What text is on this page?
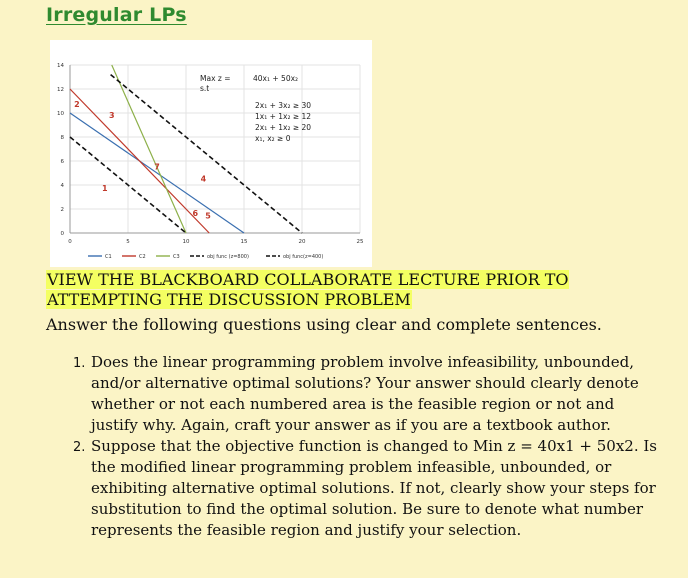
Irregular LPs
0	5	10	15	20	25
0
2
4
6
8
10
12
14
1
2
3
4
5
6
7
Max z =	40x₁ + 50x₂
s.t
2x₁ + 3x₂ ≥ 30
1x₁ + 1x₂ ≥ 12
2x₁ + 1x₂ ≥ 20
x₁, x₂ ≥ 0
C1	C2	C3	obj func (z=800)	obj func(z=400)
VIEW THE BLACKBOARD COLLABORATE LECTURE PRIOR TO
ATTEMPTING THE DISCUSSION PROBLEM
Answer the following questions using clear and complete sentences.
1. Does the linear programming problem involve infeasibility, unbounded, and/or alternative optimal solutions? Your answer should clearly denote whether or not each numbered area is the feasible region or not and justify why. Again, craft your answer as if you are a textbook author.
2. Suppose that the objective function is changed to Min z = 40x1 + 50x2. Is the modified linear programming problem infeasible, unbounded, or exhibiting alternative optimal solutions. If not, clearly show your steps for substitution to find the optimal solution. Be sure to denote what number represents the feasible region and justify your selection.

> Set task: Print each line of the material above exactly, with the pictures removed from your copy.

> Exercise response:
What text is on this page?
Irregular LPs
0	5	10	15	20	25
0
2
4
6
8
10
12
14
1
2
3
4
5
6
7
Max z =	40x₁ + 50x₂
s.t
2x₁ + 3x₂ ≥ 30
1x₁ + 1x₂ ≥ 12
2x₁ + 1x₂ ≥ 20
x₁, x₂ ≥ 0
C1	C2	C3	obj func (z=800)	obj func(z=400)
VIEW THE BLACKBOARD COLLABORATE LECTURE PRIOR TO
ATTEMPTING THE DISCUSSION PROBLEM
Answer the following questions using clear and complete sentences.
1. Does the linear programming problem involve infeasibility, unbounded, and/or alternative optimal solutions? Your answer should clearly denote whether or not each numbered area is the feasible region or not and justify why. Again, craft your answer as if you are a textbook author.
2. Suppose that the objective function is changed to Min z = 40x1 + 50x2. Is the modified linear programming problem infeasible, unbounded, or exhibiting alternative optimal solutions. If not, clearly show your steps for substitution to find the optimal solution. Be sure to denote what number represents the feasible region and justify your selection.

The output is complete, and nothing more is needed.